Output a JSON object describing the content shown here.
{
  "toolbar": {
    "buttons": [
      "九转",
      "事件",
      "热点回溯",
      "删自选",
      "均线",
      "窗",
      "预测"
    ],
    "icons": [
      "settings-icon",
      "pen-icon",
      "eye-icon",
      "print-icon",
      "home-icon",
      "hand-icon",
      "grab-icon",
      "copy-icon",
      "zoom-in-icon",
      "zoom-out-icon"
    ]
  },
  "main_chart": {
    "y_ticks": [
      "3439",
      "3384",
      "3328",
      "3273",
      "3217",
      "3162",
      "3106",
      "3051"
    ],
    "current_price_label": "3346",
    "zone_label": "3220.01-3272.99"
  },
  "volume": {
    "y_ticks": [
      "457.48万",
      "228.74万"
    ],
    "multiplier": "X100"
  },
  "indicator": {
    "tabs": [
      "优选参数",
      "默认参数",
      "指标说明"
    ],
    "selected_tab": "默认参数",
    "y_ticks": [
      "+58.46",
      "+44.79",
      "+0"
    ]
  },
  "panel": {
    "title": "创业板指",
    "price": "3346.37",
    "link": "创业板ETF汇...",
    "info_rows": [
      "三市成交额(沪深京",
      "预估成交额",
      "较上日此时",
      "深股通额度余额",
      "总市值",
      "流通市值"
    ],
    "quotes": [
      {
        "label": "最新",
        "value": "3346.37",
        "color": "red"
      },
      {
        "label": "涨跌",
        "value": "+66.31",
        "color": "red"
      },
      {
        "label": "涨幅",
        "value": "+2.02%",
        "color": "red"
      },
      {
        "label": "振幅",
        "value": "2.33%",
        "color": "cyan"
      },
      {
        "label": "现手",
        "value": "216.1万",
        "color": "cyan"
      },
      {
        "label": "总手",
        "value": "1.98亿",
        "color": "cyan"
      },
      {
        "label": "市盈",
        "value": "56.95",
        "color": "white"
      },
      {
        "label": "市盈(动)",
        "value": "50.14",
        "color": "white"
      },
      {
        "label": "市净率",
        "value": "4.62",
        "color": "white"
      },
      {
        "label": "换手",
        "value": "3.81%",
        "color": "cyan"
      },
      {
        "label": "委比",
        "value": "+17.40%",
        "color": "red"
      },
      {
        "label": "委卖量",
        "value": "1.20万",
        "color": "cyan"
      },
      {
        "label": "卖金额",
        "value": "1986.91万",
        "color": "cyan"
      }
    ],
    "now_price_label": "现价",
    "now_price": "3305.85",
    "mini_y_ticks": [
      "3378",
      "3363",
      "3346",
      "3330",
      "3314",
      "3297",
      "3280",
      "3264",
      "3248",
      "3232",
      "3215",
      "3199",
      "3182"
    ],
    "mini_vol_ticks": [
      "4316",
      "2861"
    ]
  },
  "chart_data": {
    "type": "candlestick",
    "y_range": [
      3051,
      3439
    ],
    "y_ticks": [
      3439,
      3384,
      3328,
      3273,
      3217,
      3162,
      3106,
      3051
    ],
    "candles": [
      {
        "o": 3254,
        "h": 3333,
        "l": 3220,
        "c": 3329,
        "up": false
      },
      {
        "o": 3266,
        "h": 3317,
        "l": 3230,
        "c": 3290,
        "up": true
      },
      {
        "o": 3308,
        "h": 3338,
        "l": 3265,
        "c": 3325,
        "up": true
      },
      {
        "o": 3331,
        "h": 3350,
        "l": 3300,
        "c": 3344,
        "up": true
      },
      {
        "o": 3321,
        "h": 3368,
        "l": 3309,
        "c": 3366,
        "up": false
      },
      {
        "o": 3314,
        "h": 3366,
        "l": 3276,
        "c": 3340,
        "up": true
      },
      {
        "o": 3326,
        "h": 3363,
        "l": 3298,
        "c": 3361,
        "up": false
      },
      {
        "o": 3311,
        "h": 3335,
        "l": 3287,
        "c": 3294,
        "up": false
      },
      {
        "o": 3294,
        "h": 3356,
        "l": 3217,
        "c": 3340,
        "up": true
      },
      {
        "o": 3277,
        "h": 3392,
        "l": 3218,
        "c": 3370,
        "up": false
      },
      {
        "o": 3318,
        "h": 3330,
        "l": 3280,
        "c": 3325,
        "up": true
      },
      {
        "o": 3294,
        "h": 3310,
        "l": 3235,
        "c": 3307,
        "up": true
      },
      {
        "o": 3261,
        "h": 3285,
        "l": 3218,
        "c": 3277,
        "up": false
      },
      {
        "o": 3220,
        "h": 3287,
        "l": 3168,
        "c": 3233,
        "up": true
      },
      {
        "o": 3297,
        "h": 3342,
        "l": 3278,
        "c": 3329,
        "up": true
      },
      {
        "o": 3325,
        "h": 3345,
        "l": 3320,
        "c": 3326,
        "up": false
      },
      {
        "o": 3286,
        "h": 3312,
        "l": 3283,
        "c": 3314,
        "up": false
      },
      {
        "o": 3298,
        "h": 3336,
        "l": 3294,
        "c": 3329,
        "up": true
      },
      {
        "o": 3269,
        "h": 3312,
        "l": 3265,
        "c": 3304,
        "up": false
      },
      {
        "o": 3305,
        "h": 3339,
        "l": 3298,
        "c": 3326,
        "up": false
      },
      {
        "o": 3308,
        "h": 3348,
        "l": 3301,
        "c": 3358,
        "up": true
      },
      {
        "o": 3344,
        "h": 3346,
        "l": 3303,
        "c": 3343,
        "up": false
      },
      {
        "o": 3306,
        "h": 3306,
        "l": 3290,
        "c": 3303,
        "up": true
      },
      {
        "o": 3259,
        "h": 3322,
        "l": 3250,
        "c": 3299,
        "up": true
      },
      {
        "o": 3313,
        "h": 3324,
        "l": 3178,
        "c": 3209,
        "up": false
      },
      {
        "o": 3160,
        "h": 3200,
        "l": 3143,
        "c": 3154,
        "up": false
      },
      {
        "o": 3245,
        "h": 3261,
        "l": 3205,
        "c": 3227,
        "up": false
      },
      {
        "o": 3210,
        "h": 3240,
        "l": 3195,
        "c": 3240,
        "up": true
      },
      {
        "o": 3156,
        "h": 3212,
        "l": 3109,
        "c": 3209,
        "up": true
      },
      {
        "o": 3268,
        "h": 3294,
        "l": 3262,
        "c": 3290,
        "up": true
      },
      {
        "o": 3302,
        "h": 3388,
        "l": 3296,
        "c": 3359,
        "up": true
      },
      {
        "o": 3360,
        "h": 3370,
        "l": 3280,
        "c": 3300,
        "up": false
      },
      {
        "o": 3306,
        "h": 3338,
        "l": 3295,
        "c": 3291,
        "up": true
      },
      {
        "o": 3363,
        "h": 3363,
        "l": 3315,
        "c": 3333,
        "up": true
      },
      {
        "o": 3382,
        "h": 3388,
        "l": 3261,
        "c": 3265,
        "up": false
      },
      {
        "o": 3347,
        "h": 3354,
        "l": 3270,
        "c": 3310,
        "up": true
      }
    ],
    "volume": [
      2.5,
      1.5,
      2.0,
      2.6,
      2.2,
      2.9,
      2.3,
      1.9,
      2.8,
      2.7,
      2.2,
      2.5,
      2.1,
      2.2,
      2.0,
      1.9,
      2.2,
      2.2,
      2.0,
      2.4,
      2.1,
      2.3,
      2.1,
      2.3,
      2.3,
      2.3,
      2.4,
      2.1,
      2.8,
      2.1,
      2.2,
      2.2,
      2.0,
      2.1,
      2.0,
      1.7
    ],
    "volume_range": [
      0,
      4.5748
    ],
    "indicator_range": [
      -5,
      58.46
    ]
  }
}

* * * *

### Exercise brief
From the records above, extract each line exactly as shown.

### Answer to the task
Output a JSON object describing the content shown here.
{
  "toolbar": {
    "buttons": [
      "九转",
      "事件",
      "热点回溯",
      "删自选",
      "均线",
      "窗",
      "预测"
    ],
    "icons": [
      "settings-icon",
      "pen-icon",
      "eye-icon",
      "print-icon",
      "home-icon",
      "hand-icon",
      "grab-icon",
      "copy-icon",
      "zoom-in-icon",
      "zoom-out-icon"
    ]
  },
  "main_chart": {
    "y_ticks": [
      "3439",
      "3384",
      "3328",
      "3273",
      "3217",
      "3162",
      "3106",
      "3051"
    ],
    "current_price_label": "3346",
    "zone_label": "3220.01-3272.99"
  },
  "volume": {
    "y_ticks": [
      "457.48万",
      "228.74万"
    ],
    "multiplier": "X100"
  },
  "indicator": {
    "tabs": [
      "优选参数",
      "默认参数",
      "指标说明"
    ],
    "selected_tab": "默认参数",
    "y_ticks": [
      "+58.46",
      "+44.79",
      "+0"
    ]
  },
  "panel": {
    "title": "创业板指",
    "price": "3346.37",
    "link": "创业板ETF汇...",
    "info_rows": [
      "三市成交额(沪深京",
      "预估成交额",
      "较上日此时",
      "深股通额度余额",
      "总市值",
      "流通市值"
    ],
    "quotes": [
      {
        "label": "最新",
        "value": "3346.37",
        "color": "red"
      },
      {
        "label": "涨跌",
        "value": "+66.31",
        "color": "red"
      },
      {
        "label": "涨幅",
        "value": "+2.02%",
        "color": "red"
      },
      {
        "label": "振幅",
        "value": "2.33%",
        "color": "cyan"
      },
      {
        "label": "现手",
        "value": "216.1万",
        "color": "cyan"
      },
      {
        "label": "总手",
        "value": "1.98亿",
        "color": "cyan"
      },
      {
        "label": "市盈",
        "value": "56.95",
        "color": "white"
      },
      {
        "label": "市盈(动)",
        "value": "50.14",
        "color": "white"
      },
      {
        "label": "市净率",
        "value": "4.62",
        "color": "white"
      },
      {
        "label": "换手",
        "value": "3.81%",
        "color": "cyan"
      },
      {
        "label": "委比",
        "value": "+17.40%",
        "color": "red"
      },
      {
        "label": "委卖量",
        "value": "1.20万",
        "color": "cyan"
      },
      {
        "label": "卖金额",
        "value": "1986.91万",
        "color": "cyan"
      }
    ],
    "now_price_label": "现价",
    "now_price": "3305.85",
    "mini_y_ticks": [
      "3378",
      "3363",
      "3346",
      "3330",
      "3314",
      "3297",
      "3280",
      "3264",
      "3248",
      "3232",
      "3215",
      "3199",
      "3182"
    ],
    "mini_vol_ticks": [
      "4316",
      "2861"
    ]
  },
  "chart_data": {
    "type": "candlestick",
    "y_range": [
      3051,
      3439
    ],
    "y_ticks": [
      3439,
      3384,
      3328,
      3273,
      3217,
      3162,
      3106,
      3051
    ],
    "candles": [
      {
        "o": 3254,
        "h": 3333,
        "l": 3220,
        "c": 3329,
        "up": false
      },
      {
        "o": 3266,
        "h": 3317,
        "l": 3230,
        "c": 3290,
        "up": true
      },
      {
        "o": 3308,
        "h": 3338,
        "l": 3265,
        "c": 3325,
        "up": true
      },
      {
        "o": 3331,
        "h": 3350,
        "l": 3300,
        "c": 3344,
        "up": true
      },
      {
        "o": 3321,
        "h": 3368,
        "l": 3309,
        "c": 3366,
        "up": false
      },
      {
        "o": 3314,
        "h": 3366,
        "l": 3276,
        "c": 3340,
        "up": true
      },
      {
        "o": 3326,
        "h": 3363,
        "l": 3298,
        "c": 3361,
        "up": false
      },
      {
        "o": 3311,
        "h": 3335,
        "l": 3287,
        "c": 3294,
        "up": false
      },
      {
        "o": 3294,
        "h": 3356,
        "l": 3217,
        "c": 3340,
        "up": true
      },
      {
        "o": 3277,
        "h": 3392,
        "l": 3218,
        "c": 3370,
        "up": false
      },
      {
        "o": 3318,
        "h": 3330,
        "l": 3280,
        "c": 3325,
        "up": true
      },
      {
        "o": 3294,
        "h": 3310,
        "l": 3235,
        "c": 3307,
        "up": true
      },
      {
        "o": 3261,
        "h": 3285,
        "l": 3218,
        "c": 3277,
        "up": false
      },
      {
        "o": 3220,
        "h": 3287,
        "l": 3168,
        "c": 3233,
        "up": true
      },
      {
        "o": 3297,
        "h": 3342,
        "l": 3278,
        "c": 3329,
        "up": true
      },
      {
        "o": 3325,
        "h": 3345,
        "l": 3320,
        "c": 3326,
        "up": false
      },
      {
        "o": 3286,
        "h": 3312,
        "l": 3283,
        "c": 3314,
        "up": false
      },
      {
        "o": 3298,
        "h": 3336,
        "l": 3294,
        "c": 3329,
        "up": true
      },
      {
        "o": 3269,
        "h": 3312,
        "l": 3265,
        "c": 3304,
        "up": false
      },
      {
        "o": 3305,
        "h": 3339,
        "l": 3298,
        "c": 3326,
        "up": false
      },
      {
        "o": 3308,
        "h": 3348,
        "l": 3301,
        "c": 3358,
        "up": true
      },
      {
        "o": 3344,
        "h": 3346,
        "l": 3303,
        "c": 3343,
        "up": false
      },
      {
        "o": 3306,
        "h": 3306,
        "l": 3290,
        "c": 3303,
        "up": true
      },
      {
        "o": 3259,
        "h": 3322,
        "l": 3250,
        "c": 3299,
        "up": true
      },
      {
        "o": 3313,
        "h": 3324,
        "l": 3178,
        "c": 3209,
        "up": false
      },
      {
        "o": 3160,
        "h": 3200,
        "l": 3143,
        "c": 3154,
        "up": false
      },
      {
        "o": 3245,
        "h": 3261,
        "l": 3205,
        "c": 3227,
        "up": false
      },
      {
        "o": 3210,
        "h": 3240,
        "l": 3195,
        "c": 3240,
        "up": true
      },
      {
        "o": 3156,
        "h": 3212,
        "l": 3109,
        "c": 3209,
        "up": true
      },
      {
        "o": 3268,
        "h": 3294,
        "l": 3262,
        "c": 3290,
        "up": true
      },
      {
        "o": 3302,
        "h": 3388,
        "l": 3296,
        "c": 3359,
        "up": true
      },
      {
        "o": 3360,
        "h": 3370,
        "l": 3280,
        "c": 3300,
        "up": false
      },
      {
        "o": 3306,
        "h": 3338,
        "l": 3295,
        "c": 3291,
        "up": true
      },
      {
        "o": 3363,
        "h": 3363,
        "l": 3315,
        "c": 3333,
        "up": true
      },
      {
        "o": 3382,
        "h": 3388,
        "l": 3261,
        "c": 3265,
        "up": false
      },
      {
        "o": 3347,
        "h": 3354,
        "l": 3270,
        "c": 3310,
        "up": true
      }
    ],
    "volume": [
      2.5,
      1.5,
      2.0,
      2.6,
      2.2,
      2.9,
      2.3,
      1.9,
      2.8,
      2.7,
      2.2,
      2.5,
      2.1,
      2.2,
      2.0,
      1.9,
      2.2,
      2.2,
      2.0,
      2.4,
      2.1,
      2.3,
      2.1,
      2.3,
      2.3,
      2.3,
      2.4,
      2.1,
      2.8,
      2.1,
      2.2,
      2.2,
      2.0,
      2.1,
      2.0,
      1.7
    ],
    "volume_range": [
      0,
      4.5748
    ],
    "indicator_range": [
      -5,
      58.46
    ]
  }
}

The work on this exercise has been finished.